> **The exercise**: Provide an exact reproduction of every entry.

> **Supplied material**:
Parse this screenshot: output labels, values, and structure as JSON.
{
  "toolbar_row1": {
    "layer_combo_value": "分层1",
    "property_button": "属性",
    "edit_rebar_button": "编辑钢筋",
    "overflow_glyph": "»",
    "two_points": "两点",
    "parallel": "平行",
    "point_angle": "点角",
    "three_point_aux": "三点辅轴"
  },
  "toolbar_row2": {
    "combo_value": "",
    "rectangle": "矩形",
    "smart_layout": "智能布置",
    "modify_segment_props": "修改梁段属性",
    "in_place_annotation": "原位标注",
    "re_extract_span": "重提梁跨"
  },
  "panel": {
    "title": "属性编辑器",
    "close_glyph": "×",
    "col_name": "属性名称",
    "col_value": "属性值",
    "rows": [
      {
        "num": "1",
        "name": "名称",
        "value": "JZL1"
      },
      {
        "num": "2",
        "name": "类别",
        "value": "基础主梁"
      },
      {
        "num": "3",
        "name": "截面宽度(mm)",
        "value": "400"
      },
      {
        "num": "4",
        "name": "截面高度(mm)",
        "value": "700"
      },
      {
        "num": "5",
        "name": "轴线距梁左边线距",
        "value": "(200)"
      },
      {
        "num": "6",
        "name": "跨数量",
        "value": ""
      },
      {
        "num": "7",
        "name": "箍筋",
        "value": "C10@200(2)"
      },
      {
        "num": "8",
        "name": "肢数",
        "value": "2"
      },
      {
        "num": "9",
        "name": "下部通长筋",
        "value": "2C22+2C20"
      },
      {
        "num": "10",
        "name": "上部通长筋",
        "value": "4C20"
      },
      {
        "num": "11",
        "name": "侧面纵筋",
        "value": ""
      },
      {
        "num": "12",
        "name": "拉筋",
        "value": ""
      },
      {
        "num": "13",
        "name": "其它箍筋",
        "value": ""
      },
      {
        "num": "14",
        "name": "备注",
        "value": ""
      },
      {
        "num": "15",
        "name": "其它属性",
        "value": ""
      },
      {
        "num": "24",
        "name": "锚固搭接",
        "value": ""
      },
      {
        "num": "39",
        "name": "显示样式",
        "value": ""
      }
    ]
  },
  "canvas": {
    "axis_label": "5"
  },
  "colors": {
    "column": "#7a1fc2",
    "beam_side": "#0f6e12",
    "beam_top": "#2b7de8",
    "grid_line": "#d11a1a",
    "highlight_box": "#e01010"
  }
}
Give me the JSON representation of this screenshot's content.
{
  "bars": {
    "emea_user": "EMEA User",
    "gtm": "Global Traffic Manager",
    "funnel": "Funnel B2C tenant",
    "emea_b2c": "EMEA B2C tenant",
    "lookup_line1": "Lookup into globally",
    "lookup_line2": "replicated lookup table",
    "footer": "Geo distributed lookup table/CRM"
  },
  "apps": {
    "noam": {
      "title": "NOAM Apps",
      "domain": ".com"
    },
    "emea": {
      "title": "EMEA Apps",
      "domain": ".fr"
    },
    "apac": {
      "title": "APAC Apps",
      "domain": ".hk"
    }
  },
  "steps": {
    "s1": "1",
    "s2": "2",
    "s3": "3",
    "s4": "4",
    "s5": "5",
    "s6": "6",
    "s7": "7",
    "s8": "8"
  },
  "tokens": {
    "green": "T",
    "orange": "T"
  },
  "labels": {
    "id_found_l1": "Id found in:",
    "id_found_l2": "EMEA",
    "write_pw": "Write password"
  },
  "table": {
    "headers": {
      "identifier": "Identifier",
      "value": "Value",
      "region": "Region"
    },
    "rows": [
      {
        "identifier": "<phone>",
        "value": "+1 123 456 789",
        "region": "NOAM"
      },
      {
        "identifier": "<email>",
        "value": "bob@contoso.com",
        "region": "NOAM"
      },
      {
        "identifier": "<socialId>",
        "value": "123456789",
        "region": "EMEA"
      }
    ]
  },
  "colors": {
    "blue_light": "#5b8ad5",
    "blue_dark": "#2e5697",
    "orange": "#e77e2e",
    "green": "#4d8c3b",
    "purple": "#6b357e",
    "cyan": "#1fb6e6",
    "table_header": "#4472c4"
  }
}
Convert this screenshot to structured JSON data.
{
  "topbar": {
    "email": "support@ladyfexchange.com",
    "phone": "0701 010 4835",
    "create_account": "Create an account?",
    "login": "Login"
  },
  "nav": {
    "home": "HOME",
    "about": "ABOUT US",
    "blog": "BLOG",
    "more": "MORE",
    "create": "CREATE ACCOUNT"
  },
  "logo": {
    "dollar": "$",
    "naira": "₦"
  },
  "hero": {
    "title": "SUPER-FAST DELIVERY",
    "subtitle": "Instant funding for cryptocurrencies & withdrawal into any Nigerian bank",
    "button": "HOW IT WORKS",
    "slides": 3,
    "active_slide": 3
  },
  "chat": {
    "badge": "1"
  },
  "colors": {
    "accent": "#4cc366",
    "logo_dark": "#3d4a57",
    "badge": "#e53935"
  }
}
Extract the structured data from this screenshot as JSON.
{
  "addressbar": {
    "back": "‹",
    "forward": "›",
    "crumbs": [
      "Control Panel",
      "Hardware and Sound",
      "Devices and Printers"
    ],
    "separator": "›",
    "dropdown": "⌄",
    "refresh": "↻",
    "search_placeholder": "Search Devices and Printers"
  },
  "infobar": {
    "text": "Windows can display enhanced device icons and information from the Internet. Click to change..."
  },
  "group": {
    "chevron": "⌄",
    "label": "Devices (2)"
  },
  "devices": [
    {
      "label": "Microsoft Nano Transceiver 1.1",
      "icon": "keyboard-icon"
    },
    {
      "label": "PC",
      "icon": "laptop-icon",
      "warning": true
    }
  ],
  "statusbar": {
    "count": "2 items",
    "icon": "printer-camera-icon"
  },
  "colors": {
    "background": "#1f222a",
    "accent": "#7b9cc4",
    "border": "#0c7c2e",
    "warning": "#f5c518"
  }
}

> **Full output**:
Parse this screenshot: output labels, values, and structure as JSON.
{
  "toolbar_row1": {
    "layer_combo_value": "分层1",
    "property_button": "属性",
    "edit_rebar_button": "编辑钢筋",
    "overflow_glyph": "»",
    "two_points": "两点",
    "parallel": "平行",
    "point_angle": "点角",
    "three_point_aux": "三点辅轴"
  },
  "toolbar_row2": {
    "combo_value": "",
    "rectangle": "矩形",
    "smart_layout": "智能布置",
    "modify_segment_props": "修改梁段属性",
    "in_place_annotation": "原位标注",
    "re_extract_span": "重提梁跨"
  },
  "panel": {
    "title": "属性编辑器",
    "close_glyph": "×",
    "col_name": "属性名称",
    "col_value": "属性值",
    "rows": [
      {
        "num": "1",
        "name": "名称",
        "value": "JZL1"
      },
      {
        "num": "2",
        "name": "类别",
        "value": "基础主梁"
      },
      {
        "num": "3",
        "name": "截面宽度(mm)",
        "value": "400"
      },
      {
        "num": "4",
        "name": "截面高度(mm)",
        "value": "700"
      },
      {
        "num": "5",
        "name": "轴线距梁左边线距",
        "value": "(200)"
      },
      {
        "num": "6",
        "name": "跨数量",
        "value": ""
      },
      {
        "num": "7",
        "name": "箍筋",
        "value": "C10@200(2)"
      },
      {
        "num": "8",
        "name": "肢数",
        "value": "2"
      },
      {
        "num": "9",
        "name": "下部通长筋",
        "value": "2C22+2C20"
      },
      {
        "num": "10",
        "name": "上部通长筋",
        "value": "4C20"
      },
      {
        "num": "11",
        "name": "侧面纵筋",
        "value": ""
      },
      {
        "num": "12",
        "name": "拉筋",
        "value": ""
      },
      {
        "num": "13",
        "name": "其它箍筋",
        "value": ""
      },
      {
        "num": "14",
        "name": "备注",
        "value": ""
      },
      {
        "num": "15",
        "name": "其它属性",
        "value": ""
      },
      {
        "num": "24",
        "name": "锚固搭接",
        "value": ""
      },
      {
        "num": "39",
        "name": "显示样式",
        "value": ""
      }
    ]
  },
  "canvas": {
    "axis_label": "5"
  },
  "colors": {
    "column": "#7a1fc2",
    "beam_side": "#0f6e12",
    "beam_top": "#2b7de8",
    "grid_line": "#d11a1a",
    "highlight_box": "#e01010"
  }
}
Give me the JSON representation of this screenshot's content.
{
  "bars": {
    "emea_user": "EMEA User",
    "gtm": "Global Traffic Manager",
    "funnel": "Funnel B2C tenant",
    "emea_b2c": "EMEA B2C tenant",
    "lookup_line1": "Lookup into globally",
    "lookup_line2": "replicated lookup table",
    "footer": "Geo distributed lookup table/CRM"
  },
  "apps": {
    "noam": {
      "title": "NOAM Apps",
      "domain": ".com"
    },
    "emea": {
      "title": "EMEA Apps",
      "domain": ".fr"
    },
    "apac": {
      "title": "APAC Apps",
      "domain": ".hk"
    }
  },
  "steps": {
    "s1": "1",
    "s2": "2",
    "s3": "3",
    "s4": "4",
    "s5": "5",
    "s6": "6",
    "s7": "7",
    "s8": "8"
  },
  "tokens": {
    "green": "T",
    "orange": "T"
  },
  "labels": {
    "id_found_l1": "Id found in:",
    "id_found_l2": "EMEA",
    "write_pw": "Write password"
  },
  "table": {
    "headers": {
      "identifier": "Identifier",
      "value": "Value",
      "region": "Region"
    },
    "rows": [
      {
        "identifier": "<phone>",
        "value": "+1 123 456 789",
        "region": "NOAM"
      },
      {
        "identifier": "<email>",
        "value": "bob@contoso.com",
        "region": "NOAM"
      },
      {
        "identifier": "<socialId>",
        "value": "123456789",
        "region": "EMEA"
      }
    ]
  },
  "colors": {
    "blue_light": "#5b8ad5",
    "blue_dark": "#2e5697",
    "orange": "#e77e2e",
    "green": "#4d8c3b",
    "purple": "#6b357e",
    "cyan": "#1fb6e6",
    "table_header": "#4472c4"
  }
}
Convert this screenshot to structured JSON data.
{
  "topbar": {
    "email": "support@ladyfexchange.com",
    "phone": "0701 010 4835",
    "create_account": "Create an account?",
    "login": "Login"
  },
  "nav": {
    "home": "HOME",
    "about": "ABOUT US",
    "blog": "BLOG",
    "more": "MORE",
    "create": "CREATE ACCOUNT"
  },
  "logo": {
    "dollar": "$",
    "naira": "₦"
  },
  "hero": {
    "title": "SUPER-FAST DELIVERY",
    "subtitle": "Instant funding for cryptocurrencies & withdrawal into any Nigerian bank",
    "button": "HOW IT WORKS",
    "slides": 3,
    "active_slide": 3
  },
  "chat": {
    "badge": "1"
  },
  "colors": {
    "accent": "#4cc366",
    "logo_dark": "#3d4a57",
    "badge": "#e53935"
  }
}
Extract the structured data from this screenshot as JSON.
{
  "addressbar": {
    "back": "‹",
    "forward": "›",
    "crumbs": [
      "Control Panel",
      "Hardware and Sound",
      "Devices and Printers"
    ],
    "separator": "›",
    "dropdown": "⌄",
    "refresh": "↻",
    "search_placeholder": "Search Devices and Printers"
  },
  "infobar": {
    "text": "Windows can display enhanced device icons and information from the Internet. Click to change..."
  },
  "group": {
    "chevron": "⌄",
    "label": "Devices (2)"
  },
  "devices": [
    {
      "label": "Microsoft Nano Transceiver 1.1",
      "icon": "keyboard-icon"
    },
    {
      "label": "PC",
      "icon": "laptop-icon",
      "warning": true
    }
  ],
  "statusbar": {
    "count": "2 items",
    "icon": "printer-camera-icon"
  },
  "colors": {
    "background": "#1f222a",
    "accent": "#7b9cc4",
    "border": "#0c7c2e",
    "warning": "#f5c518"
  }
}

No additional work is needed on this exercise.